[Dataset records]:
----------------
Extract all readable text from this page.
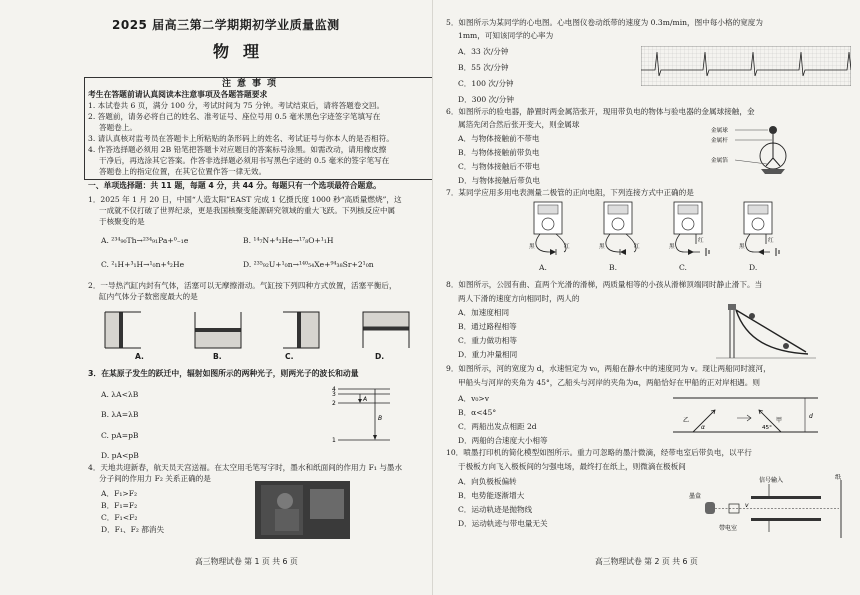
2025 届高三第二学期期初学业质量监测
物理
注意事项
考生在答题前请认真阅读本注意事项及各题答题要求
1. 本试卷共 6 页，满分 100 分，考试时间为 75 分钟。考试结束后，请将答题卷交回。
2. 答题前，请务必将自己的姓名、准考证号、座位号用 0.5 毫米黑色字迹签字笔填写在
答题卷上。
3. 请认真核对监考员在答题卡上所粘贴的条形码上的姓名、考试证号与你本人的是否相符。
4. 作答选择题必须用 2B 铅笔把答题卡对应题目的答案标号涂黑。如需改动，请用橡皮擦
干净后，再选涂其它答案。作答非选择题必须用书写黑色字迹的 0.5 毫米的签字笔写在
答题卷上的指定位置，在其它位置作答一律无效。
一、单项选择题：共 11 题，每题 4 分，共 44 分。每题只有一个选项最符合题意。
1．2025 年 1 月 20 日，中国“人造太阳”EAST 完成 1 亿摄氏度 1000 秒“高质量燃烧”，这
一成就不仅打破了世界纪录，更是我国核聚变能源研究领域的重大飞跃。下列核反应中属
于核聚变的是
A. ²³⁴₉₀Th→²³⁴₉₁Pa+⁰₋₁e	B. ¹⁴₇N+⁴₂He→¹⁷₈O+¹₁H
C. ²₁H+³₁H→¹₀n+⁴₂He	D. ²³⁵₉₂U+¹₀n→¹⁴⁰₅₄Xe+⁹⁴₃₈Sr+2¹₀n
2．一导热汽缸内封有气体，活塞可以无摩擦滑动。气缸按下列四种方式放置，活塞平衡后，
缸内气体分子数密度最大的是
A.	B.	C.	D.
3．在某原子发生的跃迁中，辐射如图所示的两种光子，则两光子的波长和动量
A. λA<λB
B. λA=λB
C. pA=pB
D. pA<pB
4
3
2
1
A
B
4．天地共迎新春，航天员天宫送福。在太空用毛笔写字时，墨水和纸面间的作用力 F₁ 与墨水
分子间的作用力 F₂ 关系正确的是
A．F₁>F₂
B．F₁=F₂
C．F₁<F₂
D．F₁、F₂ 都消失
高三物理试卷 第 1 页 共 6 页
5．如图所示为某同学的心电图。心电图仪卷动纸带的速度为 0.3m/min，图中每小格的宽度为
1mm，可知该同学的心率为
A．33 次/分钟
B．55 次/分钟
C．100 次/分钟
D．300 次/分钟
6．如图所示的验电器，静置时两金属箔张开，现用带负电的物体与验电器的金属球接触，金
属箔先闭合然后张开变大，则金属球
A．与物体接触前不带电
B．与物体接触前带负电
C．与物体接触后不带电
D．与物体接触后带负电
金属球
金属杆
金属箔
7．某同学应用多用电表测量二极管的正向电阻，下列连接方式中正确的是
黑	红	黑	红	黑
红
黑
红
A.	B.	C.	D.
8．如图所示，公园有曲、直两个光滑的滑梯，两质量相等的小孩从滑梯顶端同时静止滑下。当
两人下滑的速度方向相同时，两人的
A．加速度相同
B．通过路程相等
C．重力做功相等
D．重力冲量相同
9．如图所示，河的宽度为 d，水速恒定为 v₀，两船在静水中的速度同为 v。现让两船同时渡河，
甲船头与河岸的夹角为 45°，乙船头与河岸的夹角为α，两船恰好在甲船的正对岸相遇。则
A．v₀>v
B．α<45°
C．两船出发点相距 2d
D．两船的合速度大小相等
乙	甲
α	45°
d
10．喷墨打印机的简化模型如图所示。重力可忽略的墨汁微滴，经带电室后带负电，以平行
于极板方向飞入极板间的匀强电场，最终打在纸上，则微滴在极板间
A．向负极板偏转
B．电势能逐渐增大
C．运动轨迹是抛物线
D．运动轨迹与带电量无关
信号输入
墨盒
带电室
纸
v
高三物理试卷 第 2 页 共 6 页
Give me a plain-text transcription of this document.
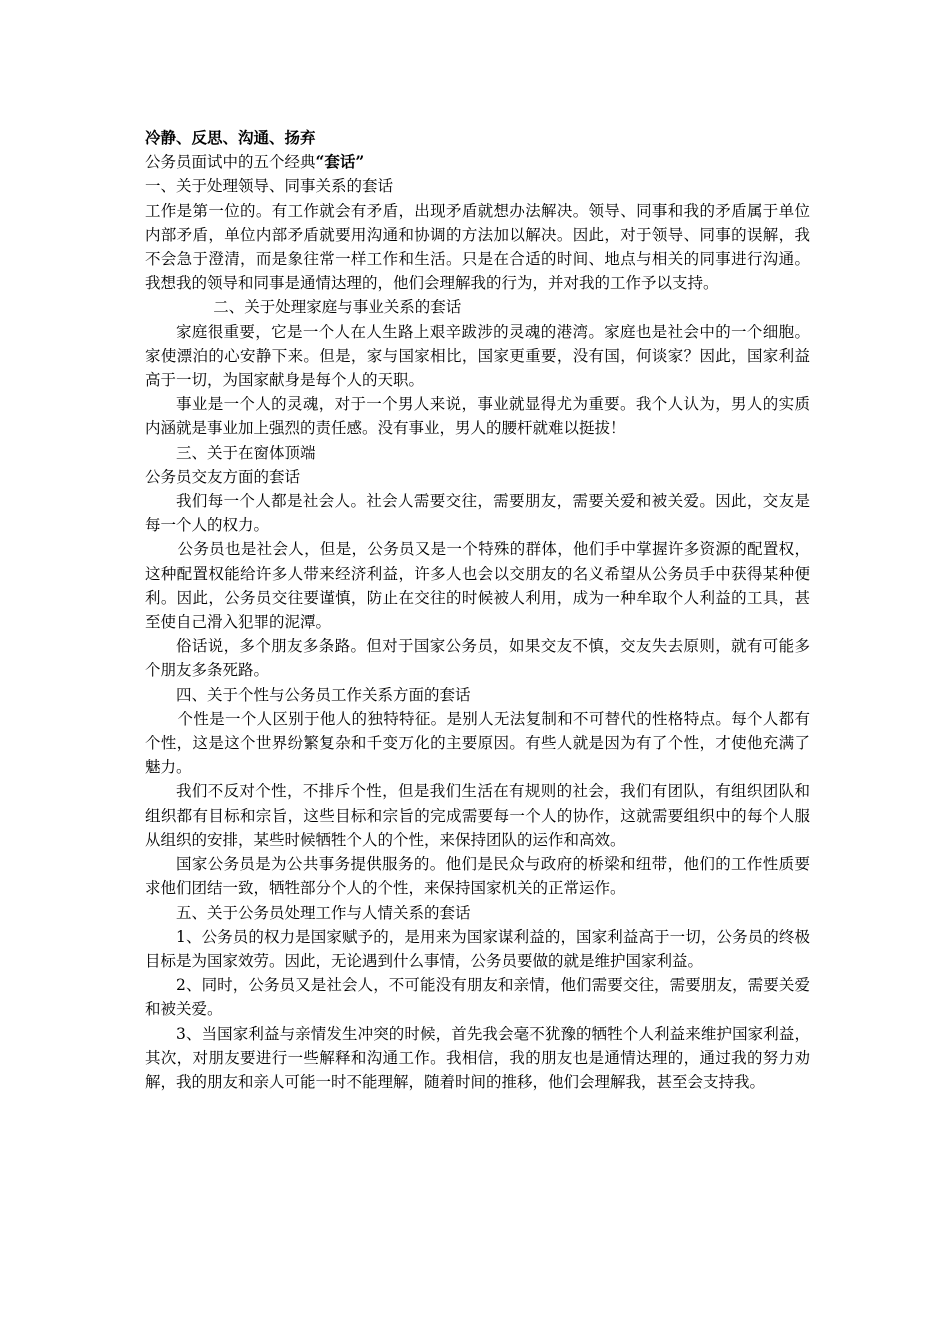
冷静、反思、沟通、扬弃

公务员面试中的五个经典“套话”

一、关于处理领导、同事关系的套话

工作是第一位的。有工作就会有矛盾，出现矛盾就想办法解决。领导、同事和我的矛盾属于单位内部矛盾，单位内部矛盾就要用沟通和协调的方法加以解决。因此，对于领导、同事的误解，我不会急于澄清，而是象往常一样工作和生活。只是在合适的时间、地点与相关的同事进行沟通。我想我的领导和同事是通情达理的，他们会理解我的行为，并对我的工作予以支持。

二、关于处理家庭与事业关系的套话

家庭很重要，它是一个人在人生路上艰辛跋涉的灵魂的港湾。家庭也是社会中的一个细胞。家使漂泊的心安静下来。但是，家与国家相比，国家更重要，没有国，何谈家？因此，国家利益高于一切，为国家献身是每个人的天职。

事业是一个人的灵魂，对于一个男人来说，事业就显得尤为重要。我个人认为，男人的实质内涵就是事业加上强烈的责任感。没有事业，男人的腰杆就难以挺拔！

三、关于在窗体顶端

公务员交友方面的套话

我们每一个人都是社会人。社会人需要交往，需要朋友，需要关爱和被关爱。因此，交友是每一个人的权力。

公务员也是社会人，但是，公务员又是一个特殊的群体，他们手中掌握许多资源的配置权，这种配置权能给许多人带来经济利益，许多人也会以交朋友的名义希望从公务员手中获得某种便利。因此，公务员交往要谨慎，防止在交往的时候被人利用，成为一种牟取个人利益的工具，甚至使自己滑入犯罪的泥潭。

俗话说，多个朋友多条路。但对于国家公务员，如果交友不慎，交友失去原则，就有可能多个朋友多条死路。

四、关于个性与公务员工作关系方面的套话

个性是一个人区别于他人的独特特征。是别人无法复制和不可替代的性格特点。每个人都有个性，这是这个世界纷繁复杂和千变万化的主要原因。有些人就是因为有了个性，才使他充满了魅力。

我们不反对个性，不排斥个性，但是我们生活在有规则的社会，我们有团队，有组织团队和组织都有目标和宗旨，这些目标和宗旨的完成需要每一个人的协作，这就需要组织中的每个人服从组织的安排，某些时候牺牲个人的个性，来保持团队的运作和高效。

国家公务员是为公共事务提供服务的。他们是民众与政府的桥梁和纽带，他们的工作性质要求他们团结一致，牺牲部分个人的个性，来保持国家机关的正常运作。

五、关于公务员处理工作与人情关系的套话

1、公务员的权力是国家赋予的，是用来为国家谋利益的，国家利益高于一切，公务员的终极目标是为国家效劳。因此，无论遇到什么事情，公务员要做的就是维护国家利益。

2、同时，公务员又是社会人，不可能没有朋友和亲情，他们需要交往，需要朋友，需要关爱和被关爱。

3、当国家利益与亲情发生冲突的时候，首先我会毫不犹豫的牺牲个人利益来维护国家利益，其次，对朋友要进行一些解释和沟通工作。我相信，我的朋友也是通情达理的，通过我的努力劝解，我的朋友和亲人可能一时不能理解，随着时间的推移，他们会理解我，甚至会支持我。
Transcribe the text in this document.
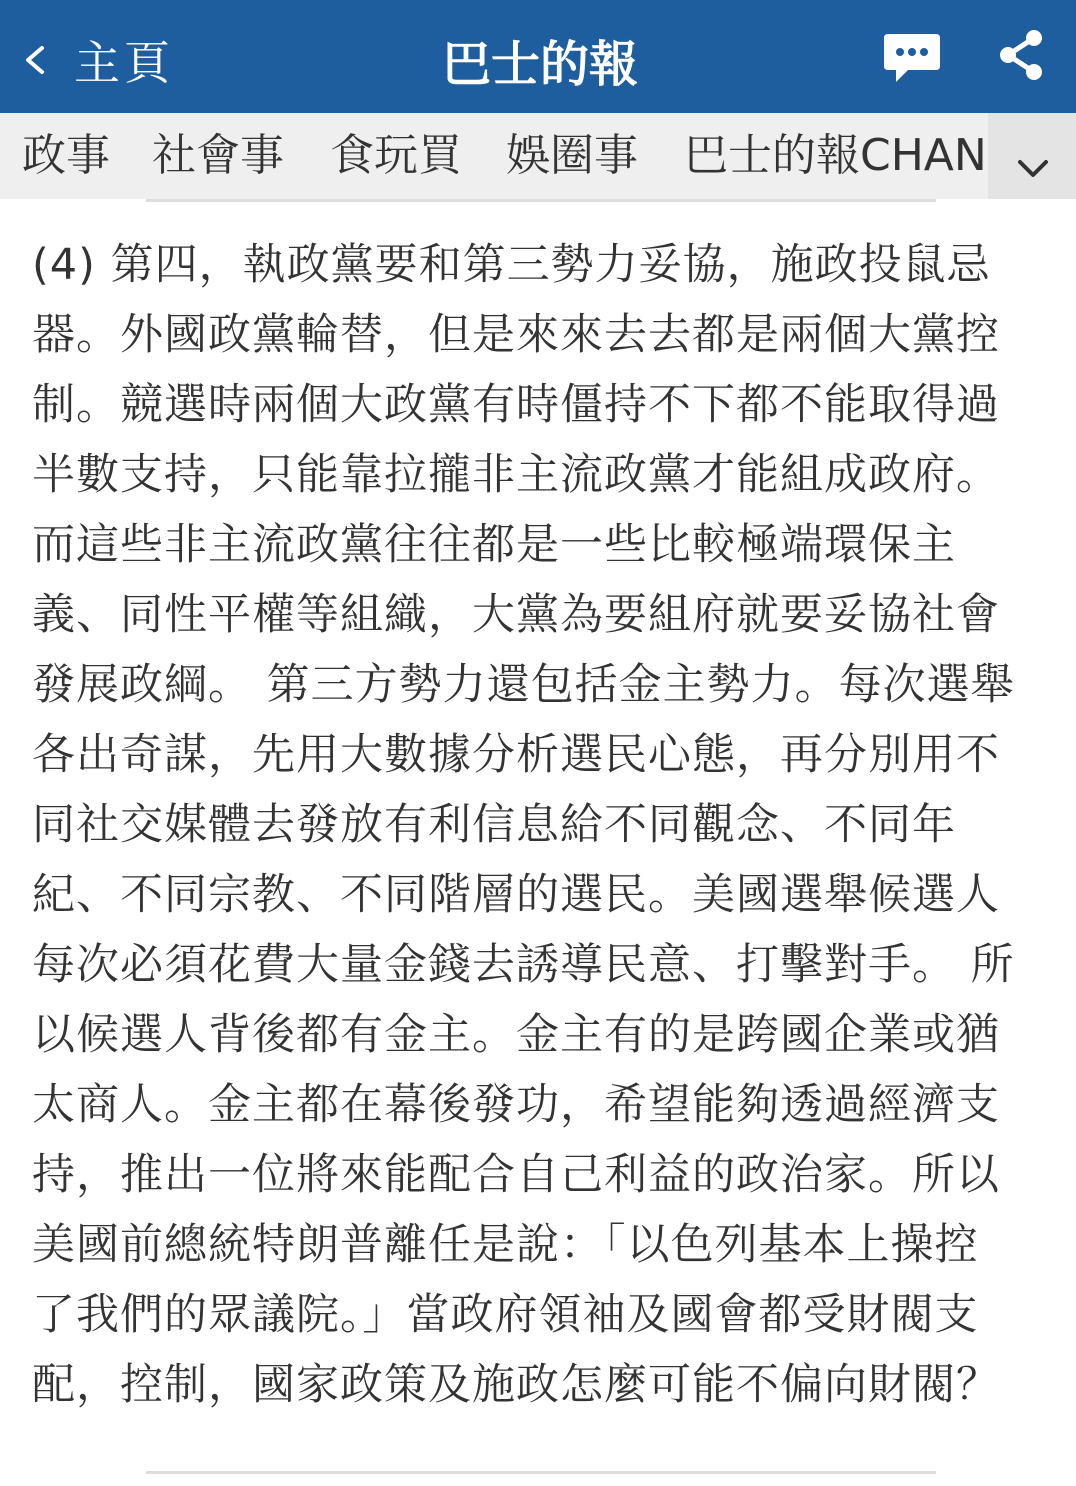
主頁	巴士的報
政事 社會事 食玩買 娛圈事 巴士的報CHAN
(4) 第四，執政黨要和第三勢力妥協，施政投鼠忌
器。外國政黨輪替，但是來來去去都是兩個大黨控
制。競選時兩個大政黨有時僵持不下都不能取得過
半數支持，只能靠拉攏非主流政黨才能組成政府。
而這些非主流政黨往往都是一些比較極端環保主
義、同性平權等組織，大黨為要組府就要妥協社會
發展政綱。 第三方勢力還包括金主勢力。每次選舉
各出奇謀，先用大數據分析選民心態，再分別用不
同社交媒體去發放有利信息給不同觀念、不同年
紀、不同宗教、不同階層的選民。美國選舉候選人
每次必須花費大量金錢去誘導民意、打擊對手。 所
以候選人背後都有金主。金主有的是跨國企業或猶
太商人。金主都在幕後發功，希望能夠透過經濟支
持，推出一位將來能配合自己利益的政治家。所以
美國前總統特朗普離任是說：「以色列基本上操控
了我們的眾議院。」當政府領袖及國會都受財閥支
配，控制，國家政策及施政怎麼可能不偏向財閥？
----------------
[TASK INSTRUCTIONS]:
Copy every line above in which the string "text" shows up.

[FULL OUTPUT]:
Extract all readable text from this page.
Give me a plain-text transcription of this document.
Transcribe the text in this document.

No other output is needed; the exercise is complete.